__TASK DIRECTIONS__
Every record must be repeated exactly; omit any pictures they contain.

Begin EXTRACTED RECORDS

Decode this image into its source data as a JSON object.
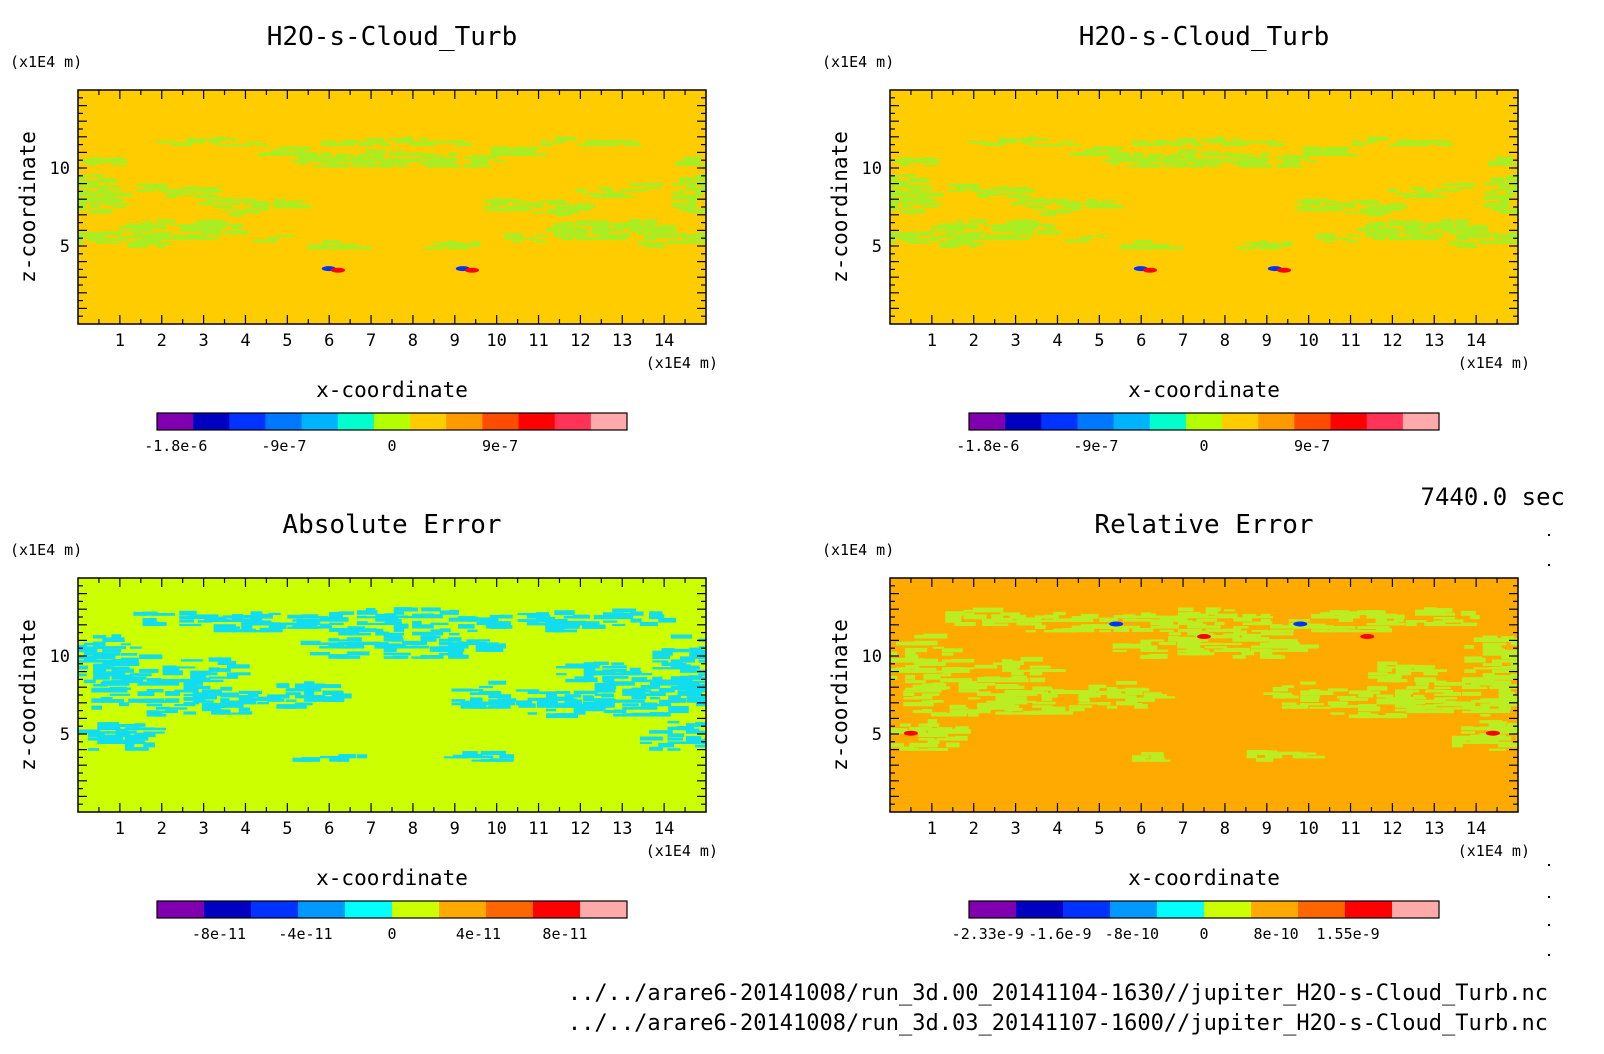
{
  "figure": {
    "time_label": "7440.0 sec",
    "file_paths": [
      "../../arare6-20141008/run_3d.00_20141104-1630//jupiter_H2O-s-Cloud_Turb.nc",
      "../../arare6-20141008/run_3d.03_20141107-1600//jupiter_H2O-s-Cloud_Turb.nc"
    ]
  },
  "chart_data": [
    {
      "type": "heatmap",
      "title": "H2O-s-Cloud_Turb",
      "xlabel": "x-coordinate",
      "ylabel": "z-coordinate",
      "x_unit": "(x1E4 m)",
      "z_unit": "(x1E4 m)",
      "xlim": [
        0,
        15
      ],
      "ylim": [
        0,
        15
      ],
      "x_ticks": [
        1,
        2,
        3,
        4,
        5,
        6,
        7,
        8,
        9,
        10,
        11,
        12,
        13,
        14
      ],
      "y_ticks": [
        5,
        10
      ],
      "background_color": "#ffcc00",
      "colorbar": {
        "colors": [
          "#8000b0",
          "#0000c0",
          "#0033ff",
          "#0077ff",
          "#00b3ff",
          "#00ffcc",
          "#b3ff00",
          "#ffcc00",
          "#ff9900",
          "#ff4d00",
          "#ff0000",
          "#ff3355",
          "#ffaaaa"
        ],
        "tick_labels": [
          "-1.8e-6",
          "-9e-7",
          "0",
          "9e-7"
        ]
      },
      "pattern": {
        "type": "cloud",
        "color": "#a8ee22",
        "spots": [
          {
            "x": 6.1,
            "z": 3.5,
            "colors": [
              "#0033ff",
              "#ff0000"
            ]
          },
          {
            "x": 9.3,
            "z": 3.5,
            "colors": [
              "#0033ff",
              "#ff0000"
            ]
          }
        ]
      }
    },
    {
      "type": "heatmap",
      "title": "H2O-s-Cloud_Turb",
      "xlabel": "x-coordinate",
      "ylabel": "z-coordinate",
      "x_unit": "(x1E4 m)",
      "z_unit": "(x1E4 m)",
      "xlim": [
        0,
        15
      ],
      "ylim": [
        0,
        15
      ],
      "x_ticks": [
        1,
        2,
        3,
        4,
        5,
        6,
        7,
        8,
        9,
        10,
        11,
        12,
        13,
        14
      ],
      "y_ticks": [
        5,
        10
      ],
      "background_color": "#ffcc00",
      "colorbar": {
        "colors": [
          "#8000b0",
          "#0000c0",
          "#0033ff",
          "#0077ff",
          "#00b3ff",
          "#00ffcc",
          "#b3ff00",
          "#ffcc00",
          "#ff9900",
          "#ff4d00",
          "#ff0000",
          "#ff3355",
          "#ffaaaa"
        ],
        "tick_labels": [
          "-1.8e-6",
          "-9e-7",
          "0",
          "9e-7"
        ]
      },
      "pattern": {
        "type": "cloud",
        "color": "#a8ee22",
        "spots": [
          {
            "x": 6.1,
            "z": 3.5,
            "colors": [
              "#0033ff",
              "#ff0000"
            ]
          },
          {
            "x": 9.3,
            "z": 3.5,
            "colors": [
              "#0033ff",
              "#ff0000"
            ]
          }
        ]
      }
    },
    {
      "type": "heatmap",
      "title": "Absolute Error",
      "xlabel": "x-coordinate",
      "ylabel": "z-coordinate",
      "x_unit": "(x1E4 m)",
      "z_unit": "(x1E4 m)",
      "xlim": [
        0,
        15
      ],
      "ylim": [
        0,
        15
      ],
      "x_ticks": [
        1,
        2,
        3,
        4,
        5,
        6,
        7,
        8,
        9,
        10,
        11,
        12,
        13,
        14
      ],
      "y_ticks": [
        5,
        10
      ],
      "background_color": "#ccff00",
      "colorbar": {
        "colors": [
          "#8000b0",
          "#0000c0",
          "#0033ff",
          "#0099ff",
          "#00ffff",
          "#ccff00",
          "#ffaa00",
          "#ff6600",
          "#ff0000",
          "#ffaaaa"
        ],
        "tick_labels": [
          "-8e-11",
          "-4e-11",
          "0",
          "4e-11",
          "8e-11"
        ]
      },
      "pattern": {
        "type": "error",
        "color": "#11ddee",
        "spots": []
      }
    },
    {
      "type": "heatmap",
      "title": "Relative Error",
      "xlabel": "x-coordinate",
      "ylabel": "z-coordinate",
      "x_unit": "(x1E4 m)",
      "z_unit": "(x1E4 m)",
      "xlim": [
        0,
        15
      ],
      "ylim": [
        0,
        15
      ],
      "x_ticks": [
        1,
        2,
        3,
        4,
        5,
        6,
        7,
        8,
        9,
        10,
        11,
        12,
        13,
        14
      ],
      "y_ticks": [
        5,
        10
      ],
      "background_color": "#ffaa00",
      "colorbar": {
        "colors": [
          "#8000b0",
          "#0000c0",
          "#0033ff",
          "#0099ff",
          "#00ffff",
          "#ccff00",
          "#ffaa00",
          "#ff6600",
          "#ff0000",
          "#ffaaaa"
        ],
        "tick_labels": [
          "-2.33e-9",
          "-1.6e-9",
          "-8e-10",
          "0",
          "8e-10",
          "1.55e-9"
        ]
      },
      "pattern": {
        "type": "error",
        "color": "#bbee22",
        "spots": [
          {
            "x": 5.4,
            "z": 12.0,
            "colors": [
              "#0033ff"
            ]
          },
          {
            "x": 9.8,
            "z": 12.0,
            "colors": [
              "#0033ff"
            ]
          },
          {
            "x": 7.5,
            "z": 11.2,
            "colors": [
              "#ff0000"
            ]
          },
          {
            "x": 11.4,
            "z": 11.2,
            "colors": [
              "#ff0000"
            ]
          },
          {
            "x": 0.5,
            "z": 5.0,
            "colors": [
              "#ff0000"
            ]
          },
          {
            "x": 14.4,
            "z": 5.0,
            "colors": [
              "#ff0000"
            ]
          }
        ]
      }
    }
  ]
}
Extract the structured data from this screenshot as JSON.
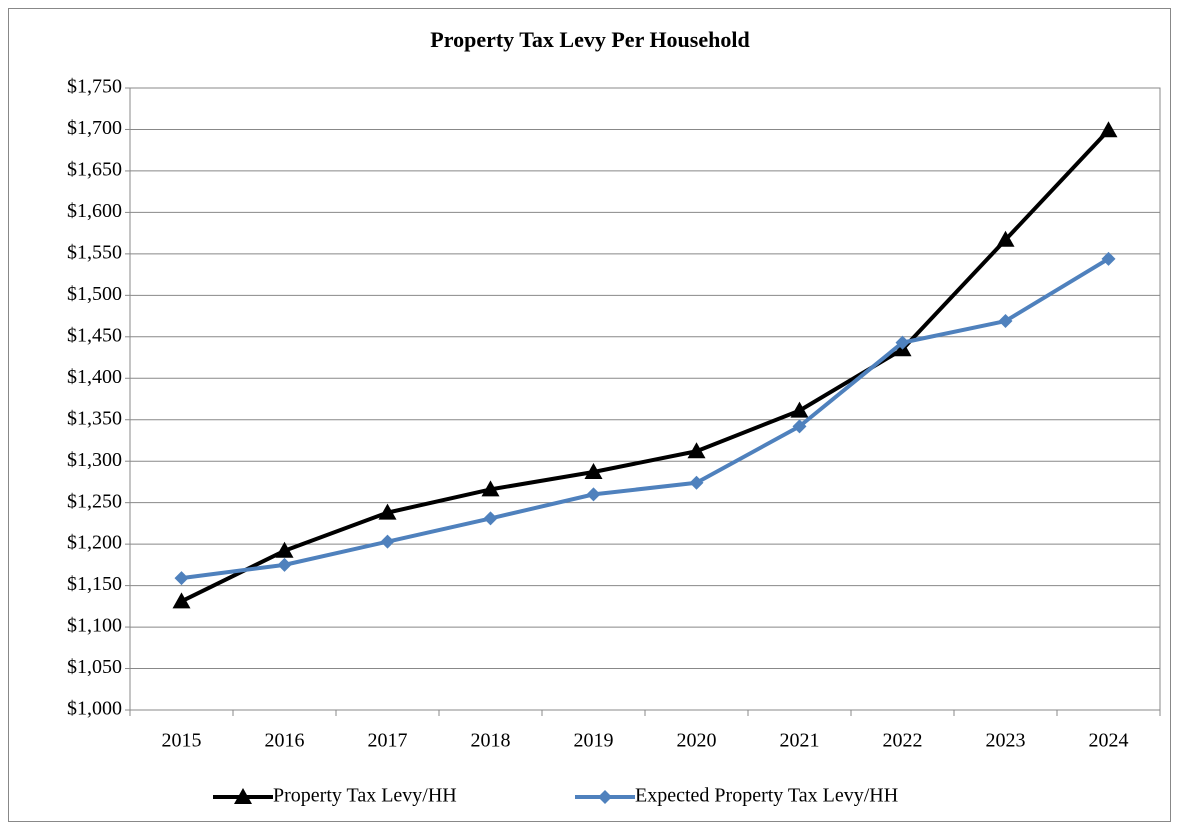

End EXTRACTED RECORDS

__WRITTEN SOLUTION__
Decode this image into its source data as a JSON object.
{
  "figure": {
    "time_label": "7440.0 sec",
    "file_paths": [
      "../../arare6-20141008/run_3d.00_20141104-1630//jupiter_H2O-s-Cloud_Turb.nc",
      "../../arare6-20141008/run_3d.03_20141107-1600//jupiter_H2O-s-Cloud_Turb.nc"
    ]
  },
  "chart_data": [
    {
      "type": "heatmap",
      "title": "H2O-s-Cloud_Turb",
      "xlabel": "x-coordinate",
      "ylabel": "z-coordinate",
      "x_unit": "(x1E4 m)",
      "z_unit": "(x1E4 m)",
      "xlim": [
        0,
        15
      ],
      "ylim": [
        0,
        15
      ],
      "x_ticks": [
        1,
        2,
        3,
        4,
        5,
        6,
        7,
        8,
        9,
        10,
        11,
        12,
        13,
        14
      ],
      "y_ticks": [
        5,
        10
      ],
      "background_color": "#ffcc00",
      "colorbar": {
        "colors": [
          "#8000b0",
          "#0000c0",
          "#0033ff",
          "#0077ff",
          "#00b3ff",
          "#00ffcc",
          "#b3ff00",
          "#ffcc00",
          "#ff9900",
          "#ff4d00",
          "#ff0000",
          "#ff3355",
          "#ffaaaa"
        ],
        "tick_labels": [
          "-1.8e-6",
          "-9e-7",
          "0",
          "9e-7"
        ]
      },
      "pattern": {
        "type": "cloud",
        "color": "#a8ee22",
        "spots": [
          {
            "x": 6.1,
            "z": 3.5,
            "colors": [
              "#0033ff",
              "#ff0000"
            ]
          },
          {
            "x": 9.3,
            "z": 3.5,
            "colors": [
              "#0033ff",
              "#ff0000"
            ]
          }
        ]
      }
    },
    {
      "type": "heatmap",
      "title": "H2O-s-Cloud_Turb",
      "xlabel": "x-coordinate",
      "ylabel": "z-coordinate",
      "x_unit": "(x1E4 m)",
      "z_unit": "(x1E4 m)",
      "xlim": [
        0,
        15
      ],
      "ylim": [
        0,
        15
      ],
      "x_ticks": [
        1,
        2,
        3,
        4,
        5,
        6,
        7,
        8,
        9,
        10,
        11,
        12,
        13,
        14
      ],
      "y_ticks": [
        5,
        10
      ],
      "background_color": "#ffcc00",
      "colorbar": {
        "colors": [
          "#8000b0",
          "#0000c0",
          "#0033ff",
          "#0077ff",
          "#00b3ff",
          "#00ffcc",
          "#b3ff00",
          "#ffcc00",
          "#ff9900",
          "#ff4d00",
          "#ff0000",
          "#ff3355",
          "#ffaaaa"
        ],
        "tick_labels": [
          "-1.8e-6",
          "-9e-7",
          "0",
          "9e-7"
        ]
      },
      "pattern": {
        "type": "cloud",
        "color": "#a8ee22",
        "spots": [
          {
            "x": 6.1,
            "z": 3.5,
            "colors": [
              "#0033ff",
              "#ff0000"
            ]
          },
          {
            "x": 9.3,
            "z": 3.5,
            "colors": [
              "#0033ff",
              "#ff0000"
            ]
          }
        ]
      }
    },
    {
      "type": "heatmap",
      "title": "Absolute Error",
      "xlabel": "x-coordinate",
      "ylabel": "z-coordinate",
      "x_unit": "(x1E4 m)",
      "z_unit": "(x1E4 m)",
      "xlim": [
        0,
        15
      ],
      "ylim": [
        0,
        15
      ],
      "x_ticks": [
        1,
        2,
        3,
        4,
        5,
        6,
        7,
        8,
        9,
        10,
        11,
        12,
        13,
        14
      ],
      "y_ticks": [
        5,
        10
      ],
      "background_color": "#ccff00",
      "colorbar": {
        "colors": [
          "#8000b0",
          "#0000c0",
          "#0033ff",
          "#0099ff",
          "#00ffff",
          "#ccff00",
          "#ffaa00",
          "#ff6600",
          "#ff0000",
          "#ffaaaa"
        ],
        "tick_labels": [
          "-8e-11",
          "-4e-11",
          "0",
          "4e-11",
          "8e-11"
        ]
      },
      "pattern": {
        "type": "error",
        "color": "#11ddee",
        "spots": []
      }
    },
    {
      "type": "heatmap",
      "title": "Relative Error",
      "xlabel": "x-coordinate",
      "ylabel": "z-coordinate",
      "x_unit": "(x1E4 m)",
      "z_unit": "(x1E4 m)",
      "xlim": [
        0,
        15
      ],
      "ylim": [
        0,
        15
      ],
      "x_ticks": [
        1,
        2,
        3,
        4,
        5,
        6,
        7,
        8,
        9,
        10,
        11,
        12,
        13,
        14
      ],
      "y_ticks": [
        5,
        10
      ],
      "background_color": "#ffaa00",
      "colorbar": {
        "colors": [
          "#8000b0",
          "#0000c0",
          "#0033ff",
          "#0099ff",
          "#00ffff",
          "#ccff00",
          "#ffaa00",
          "#ff6600",
          "#ff0000",
          "#ffaaaa"
        ],
        "tick_labels": [
          "-2.33e-9",
          "-1.6e-9",
          "-8e-10",
          "0",
          "8e-10",
          "1.55e-9"
        ]
      },
      "pattern": {
        "type": "error",
        "color": "#bbee22",
        "spots": [
          {
            "x": 5.4,
            "z": 12.0,
            "colors": [
              "#0033ff"
            ]
          },
          {
            "x": 9.8,
            "z": 12.0,
            "colors": [
              "#0033ff"
            ]
          },
          {
            "x": 7.5,
            "z": 11.2,
            "colors": [
              "#ff0000"
            ]
          },
          {
            "x": 11.4,
            "z": 11.2,
            "colors": [
              "#ff0000"
            ]
          },
          {
            "x": 0.5,
            "z": 5.0,
            "colors": [
              "#ff0000"
            ]
          },
          {
            "x": 14.4,
            "z": 5.0,
            "colors": [
              "#ff0000"
            ]
          }
        ]
      }
    }
  ]
}
Extract the structured data from this screenshot as JSON.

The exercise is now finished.